For each line that holds "between", copy the line out.

== DATASET ENTRIES ==

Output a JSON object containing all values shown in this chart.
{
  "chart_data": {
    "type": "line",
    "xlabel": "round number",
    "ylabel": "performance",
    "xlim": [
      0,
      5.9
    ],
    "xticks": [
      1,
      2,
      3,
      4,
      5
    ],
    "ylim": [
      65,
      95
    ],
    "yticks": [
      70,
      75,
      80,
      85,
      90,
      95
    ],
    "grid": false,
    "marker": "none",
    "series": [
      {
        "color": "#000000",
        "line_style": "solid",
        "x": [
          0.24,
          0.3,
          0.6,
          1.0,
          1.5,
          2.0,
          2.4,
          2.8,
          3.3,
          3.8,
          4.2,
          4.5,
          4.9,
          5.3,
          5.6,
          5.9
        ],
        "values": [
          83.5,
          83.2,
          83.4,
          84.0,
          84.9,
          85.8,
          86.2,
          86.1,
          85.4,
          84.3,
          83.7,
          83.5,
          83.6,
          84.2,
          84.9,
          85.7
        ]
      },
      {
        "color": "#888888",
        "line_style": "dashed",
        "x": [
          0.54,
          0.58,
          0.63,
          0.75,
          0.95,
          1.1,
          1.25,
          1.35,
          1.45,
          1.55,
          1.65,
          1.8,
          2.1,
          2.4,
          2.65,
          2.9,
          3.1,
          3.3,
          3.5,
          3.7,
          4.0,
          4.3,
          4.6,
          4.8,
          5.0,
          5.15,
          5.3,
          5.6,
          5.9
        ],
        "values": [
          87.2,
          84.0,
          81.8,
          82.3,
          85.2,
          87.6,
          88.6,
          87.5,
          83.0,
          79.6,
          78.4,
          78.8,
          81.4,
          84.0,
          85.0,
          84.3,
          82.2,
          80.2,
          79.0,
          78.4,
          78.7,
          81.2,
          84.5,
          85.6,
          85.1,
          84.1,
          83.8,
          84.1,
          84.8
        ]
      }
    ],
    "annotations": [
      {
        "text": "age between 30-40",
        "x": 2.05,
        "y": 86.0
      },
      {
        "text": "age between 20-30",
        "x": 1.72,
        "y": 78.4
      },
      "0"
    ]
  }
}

===

* **ANSWER FOR THIS EXERCISE**:
        "text": "age between 30-40",
        "text": "age between 20-30",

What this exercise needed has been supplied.